▶ Task material
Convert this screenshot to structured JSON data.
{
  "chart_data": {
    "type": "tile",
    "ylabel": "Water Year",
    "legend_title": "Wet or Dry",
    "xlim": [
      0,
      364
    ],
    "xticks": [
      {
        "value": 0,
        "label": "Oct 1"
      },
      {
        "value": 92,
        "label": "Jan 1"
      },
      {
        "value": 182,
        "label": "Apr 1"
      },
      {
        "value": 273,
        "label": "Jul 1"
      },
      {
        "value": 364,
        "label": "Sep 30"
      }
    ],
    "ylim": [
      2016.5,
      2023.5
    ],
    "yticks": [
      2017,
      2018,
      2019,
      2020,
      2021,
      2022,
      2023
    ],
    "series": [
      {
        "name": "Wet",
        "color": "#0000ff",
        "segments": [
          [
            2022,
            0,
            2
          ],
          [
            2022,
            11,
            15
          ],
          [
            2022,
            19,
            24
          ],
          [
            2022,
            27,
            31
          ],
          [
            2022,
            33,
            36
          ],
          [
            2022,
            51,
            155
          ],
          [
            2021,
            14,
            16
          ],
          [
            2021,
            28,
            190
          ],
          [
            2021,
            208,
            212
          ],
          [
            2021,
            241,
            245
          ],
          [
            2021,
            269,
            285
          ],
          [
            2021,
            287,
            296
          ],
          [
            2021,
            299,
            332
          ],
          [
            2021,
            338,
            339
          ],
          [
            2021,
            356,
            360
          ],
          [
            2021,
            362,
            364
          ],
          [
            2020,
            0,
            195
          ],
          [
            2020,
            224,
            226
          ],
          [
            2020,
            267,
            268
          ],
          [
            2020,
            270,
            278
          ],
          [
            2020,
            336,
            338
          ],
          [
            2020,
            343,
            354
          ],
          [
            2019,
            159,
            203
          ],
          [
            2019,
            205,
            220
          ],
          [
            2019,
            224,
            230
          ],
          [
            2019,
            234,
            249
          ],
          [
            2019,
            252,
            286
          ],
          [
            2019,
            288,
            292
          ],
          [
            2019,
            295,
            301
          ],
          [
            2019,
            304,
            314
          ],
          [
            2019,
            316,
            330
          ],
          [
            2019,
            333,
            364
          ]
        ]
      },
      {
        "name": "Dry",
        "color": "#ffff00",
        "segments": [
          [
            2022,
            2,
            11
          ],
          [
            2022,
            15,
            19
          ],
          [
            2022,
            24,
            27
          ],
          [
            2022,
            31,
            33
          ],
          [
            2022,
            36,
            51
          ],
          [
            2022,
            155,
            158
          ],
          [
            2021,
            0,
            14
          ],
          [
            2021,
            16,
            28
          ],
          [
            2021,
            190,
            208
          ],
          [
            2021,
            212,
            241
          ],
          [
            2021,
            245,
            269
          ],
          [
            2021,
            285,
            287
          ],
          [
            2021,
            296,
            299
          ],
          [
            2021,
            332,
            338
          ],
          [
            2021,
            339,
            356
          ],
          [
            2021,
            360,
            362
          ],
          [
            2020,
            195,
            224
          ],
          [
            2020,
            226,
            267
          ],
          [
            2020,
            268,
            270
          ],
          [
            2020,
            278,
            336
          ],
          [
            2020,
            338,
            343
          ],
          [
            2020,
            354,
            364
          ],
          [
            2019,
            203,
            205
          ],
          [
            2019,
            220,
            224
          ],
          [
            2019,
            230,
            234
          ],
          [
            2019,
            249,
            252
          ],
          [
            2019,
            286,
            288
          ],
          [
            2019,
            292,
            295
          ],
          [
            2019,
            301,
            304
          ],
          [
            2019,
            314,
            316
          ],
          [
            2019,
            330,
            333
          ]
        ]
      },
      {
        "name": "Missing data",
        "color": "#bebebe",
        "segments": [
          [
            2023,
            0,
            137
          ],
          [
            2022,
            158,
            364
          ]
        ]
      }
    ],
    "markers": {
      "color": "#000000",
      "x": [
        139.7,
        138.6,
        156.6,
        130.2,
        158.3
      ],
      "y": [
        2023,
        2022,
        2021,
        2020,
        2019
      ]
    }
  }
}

▶ The request
Print all the data exactly.

▶ Answer for the task
Convert this screenshot to structured JSON data.
{
  "chart_data": {
    "type": "tile",
    "ylabel": "Water Year",
    "legend_title": "Wet or Dry",
    "xlim": [
      0,
      364
    ],
    "xticks": [
      {
        "value": 0,
        "label": "Oct 1"
      },
      {
        "value": 92,
        "label": "Jan 1"
      },
      {
        "value": 182,
        "label": "Apr 1"
      },
      {
        "value": 273,
        "label": "Jul 1"
      },
      {
        "value": 364,
        "label": "Sep 30"
      }
    ],
    "ylim": [
      2016.5,
      2023.5
    ],
    "yticks": [
      2017,
      2018,
      2019,
      2020,
      2021,
      2022,
      2023
    ],
    "series": [
      {
        "name": "Wet",
        "color": "#0000ff",
        "segments": [
          [
            2022,
            0,
            2
          ],
          [
            2022,
            11,
            15
          ],
          [
            2022,
            19,
            24
          ],
          [
            2022,
            27,
            31
          ],
          [
            2022,
            33,
            36
          ],
          [
            2022,
            51,
            155
          ],
          [
            2021,
            14,
            16
          ],
          [
            2021,
            28,
            190
          ],
          [
            2021,
            208,
            212
          ],
          [
            2021,
            241,
            245
          ],
          [
            2021,
            269,
            285
          ],
          [
            2021,
            287,
            296
          ],
          [
            2021,
            299,
            332
          ],
          [
            2021,
            338,
            339
          ],
          [
            2021,
            356,
            360
          ],
          [
            2021,
            362,
            364
          ],
          [
            2020,
            0,
            195
          ],
          [
            2020,
            224,
            226
          ],
          [
            2020,
            267,
            268
          ],
          [
            2020,
            270,
            278
          ],
          [
            2020,
            336,
            338
          ],
          [
            2020,
            343,
            354
          ],
          [
            2019,
            159,
            203
          ],
          [
            2019,
            205,
            220
          ],
          [
            2019,
            224,
            230
          ],
          [
            2019,
            234,
            249
          ],
          [
            2019,
            252,
            286
          ],
          [
            2019,
            288,
            292
          ],
          [
            2019,
            295,
            301
          ],
          [
            2019,
            304,
            314
          ],
          [
            2019,
            316,
            330
          ],
          [
            2019,
            333,
            364
          ]
        ]
      },
      {
        "name": "Dry",
        "color": "#ffff00",
        "segments": [
          [
            2022,
            2,
            11
          ],
          [
            2022,
            15,
            19
          ],
          [
            2022,
            24,
            27
          ],
          [
            2022,
            31,
            33
          ],
          [
            2022,
            36,
            51
          ],
          [
            2022,
            155,
            158
          ],
          [
            2021,
            0,
            14
          ],
          [
            2021,
            16,
            28
          ],
          [
            2021,
            190,
            208
          ],
          [
            2021,
            212,
            241
          ],
          [
            2021,
            245,
            269
          ],
          [
            2021,
            285,
            287
          ],
          [
            2021,
            296,
            299
          ],
          [
            2021,
            332,
            338
          ],
          [
            2021,
            339,
            356
          ],
          [
            2021,
            360,
            362
          ],
          [
            2020,
            195,
            224
          ],
          [
            2020,
            226,
            267
          ],
          [
            2020,
            268,
            270
          ],
          [
            2020,
            278,
            336
          ],
          [
            2020,
            338,
            343
          ],
          [
            2020,
            354,
            364
          ],
          [
            2019,
            203,
            205
          ],
          [
            2019,
            220,
            224
          ],
          [
            2019,
            230,
            234
          ],
          [
            2019,
            249,
            252
          ],
          [
            2019,
            286,
            288
          ],
          [
            2019,
            292,
            295
          ],
          [
            2019,
            301,
            304
          ],
          [
            2019,
            314,
            316
          ],
          [
            2019,
            330,
            333
          ]
        ]
      },
      {
        "name": "Missing data",
        "color": "#bebebe",
        "segments": [
          [
            2023,
            0,
            137
          ],
          [
            2022,
            158,
            364
          ]
        ]
      }
    ],
    "markers": {
      "color": "#000000",
      "x": [
        139.7,
        138.6,
        156.6,
        130.2,
        158.3
      ],
      "y": [
        2023,
        2022,
        2021,
        2020,
        2019
      ]
    }
  }
}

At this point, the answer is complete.